[Items listed in a dataset]
-------
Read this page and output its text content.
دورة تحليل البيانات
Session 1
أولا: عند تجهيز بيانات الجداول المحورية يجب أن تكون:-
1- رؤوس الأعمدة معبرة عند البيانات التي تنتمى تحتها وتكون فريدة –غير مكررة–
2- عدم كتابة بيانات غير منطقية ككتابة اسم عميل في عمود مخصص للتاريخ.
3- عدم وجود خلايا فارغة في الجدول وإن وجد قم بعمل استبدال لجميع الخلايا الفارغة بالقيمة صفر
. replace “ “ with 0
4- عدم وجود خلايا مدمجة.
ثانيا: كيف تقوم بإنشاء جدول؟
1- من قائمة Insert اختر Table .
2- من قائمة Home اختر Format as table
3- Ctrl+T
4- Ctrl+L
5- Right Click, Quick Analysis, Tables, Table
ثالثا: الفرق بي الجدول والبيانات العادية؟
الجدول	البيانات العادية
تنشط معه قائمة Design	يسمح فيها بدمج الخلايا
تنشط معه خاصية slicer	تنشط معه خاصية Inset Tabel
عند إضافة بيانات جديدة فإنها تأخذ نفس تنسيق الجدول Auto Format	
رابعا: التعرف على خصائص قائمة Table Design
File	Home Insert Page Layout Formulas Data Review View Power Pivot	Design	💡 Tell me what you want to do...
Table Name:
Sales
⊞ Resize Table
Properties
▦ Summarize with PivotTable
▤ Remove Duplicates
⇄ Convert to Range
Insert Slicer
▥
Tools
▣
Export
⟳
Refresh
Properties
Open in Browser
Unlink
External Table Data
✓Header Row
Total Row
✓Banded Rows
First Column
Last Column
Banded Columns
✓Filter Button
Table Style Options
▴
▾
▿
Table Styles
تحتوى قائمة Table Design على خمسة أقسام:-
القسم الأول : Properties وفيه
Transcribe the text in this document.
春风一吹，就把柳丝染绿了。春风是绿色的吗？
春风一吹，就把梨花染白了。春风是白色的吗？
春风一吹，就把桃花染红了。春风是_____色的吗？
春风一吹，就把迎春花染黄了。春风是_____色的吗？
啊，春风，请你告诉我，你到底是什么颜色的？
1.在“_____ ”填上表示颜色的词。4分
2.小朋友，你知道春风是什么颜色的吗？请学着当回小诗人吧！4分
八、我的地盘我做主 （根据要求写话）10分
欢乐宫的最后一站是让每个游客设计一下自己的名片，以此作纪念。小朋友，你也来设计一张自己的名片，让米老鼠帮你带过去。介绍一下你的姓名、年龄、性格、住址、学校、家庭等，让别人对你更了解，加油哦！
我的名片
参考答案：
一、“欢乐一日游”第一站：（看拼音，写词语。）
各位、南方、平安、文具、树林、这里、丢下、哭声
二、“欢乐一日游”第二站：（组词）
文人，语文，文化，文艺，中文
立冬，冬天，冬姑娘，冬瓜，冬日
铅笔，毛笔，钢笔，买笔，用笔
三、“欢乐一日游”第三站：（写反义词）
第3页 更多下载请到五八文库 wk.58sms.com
-------
◆ WHAT IS REQUIRED: Take the lines above and retype all of them exactly.

◆ EXPECTED ANSWER:
Read this page and output its text content.
دورة تحليل البيانات
Session 1
أولا: عند تجهيز بيانات الجداول المحورية يجب أن تكون:-
1- رؤوس الأعمدة معبرة عند البيانات التي تنتمى تحتها وتكون فريدة –غير مكررة–
2- عدم كتابة بيانات غير منطقية ككتابة اسم عميل في عمود مخصص للتاريخ.
3- عدم وجود خلايا فارغة في الجدول وإن وجد قم بعمل استبدال لجميع الخلايا الفارغة بالقيمة صفر
. replace “ “ with 0
4- عدم وجود خلايا مدمجة.
ثانيا: كيف تقوم بإنشاء جدول؟
1- من قائمة Insert اختر Table .
2- من قائمة Home اختر Format as table
3- Ctrl+T
4- Ctrl+L
5- Right Click, Quick Analysis, Tables, Table
ثالثا: الفرق بي الجدول والبيانات العادية؟
الجدول	البيانات العادية
تنشط معه قائمة Design	يسمح فيها بدمج الخلايا
تنشط معه خاصية slicer	تنشط معه خاصية Inset Tabel
عند إضافة بيانات جديدة فإنها تأخذ نفس تنسيق الجدول Auto Format	
رابعا: التعرف على خصائص قائمة Table Design
File	Home Insert Page Layout Formulas Data Review View Power Pivot	Design	💡 Tell me what you want to do...
Table Name:
Sales
⊞ Resize Table
Properties
▦ Summarize with PivotTable
▤ Remove Duplicates
⇄ Convert to Range
Insert Slicer
▥
Tools
▣
Export
⟳
Refresh
Properties
Open in Browser
Unlink
External Table Data
✓Header Row
Total Row
✓Banded Rows
First Column
Last Column
Banded Columns
✓Filter Button
Table Style Options
▴
▾
▿
Table Styles
تحتوى قائمة Table Design على خمسة أقسام:-
القسم الأول : Properties وفيه
Transcribe the text in this document.
春风一吹，就把柳丝染绿了。春风是绿色的吗？
春风一吹，就把梨花染白了。春风是白色的吗？
春风一吹，就把桃花染红了。春风是_____色的吗？
春风一吹，就把迎春花染黄了。春风是_____色的吗？
啊，春风，请你告诉我，你到底是什么颜色的？
1.在“_____ ”填上表示颜色的词。4分
2.小朋友，你知道春风是什么颜色的吗？请学着当回小诗人吧！4分
八、我的地盘我做主 （根据要求写话）10分
欢乐宫的最后一站是让每个游客设计一下自己的名片，以此作纪念。小朋友，你也来设计一张自己的名片，让米老鼠帮你带过去。介绍一下你的姓名、年龄、性格、住址、学校、家庭等，让别人对你更了解，加油哦！
我的名片
参考答案：
一、“欢乐一日游”第一站：（看拼音，写词语。）
各位、南方、平安、文具、树林、这里、丢下、哭声
二、“欢乐一日游”第二站：（组词）
文人，语文，文化，文艺，中文
立冬，冬天，冬姑娘，冬瓜，冬日
铅笔，毛笔，钢笔，买笔，用笔
三、“欢乐一日游”第三站：（写反义词）
第3页 更多下载请到五八文库 wk.58sms.com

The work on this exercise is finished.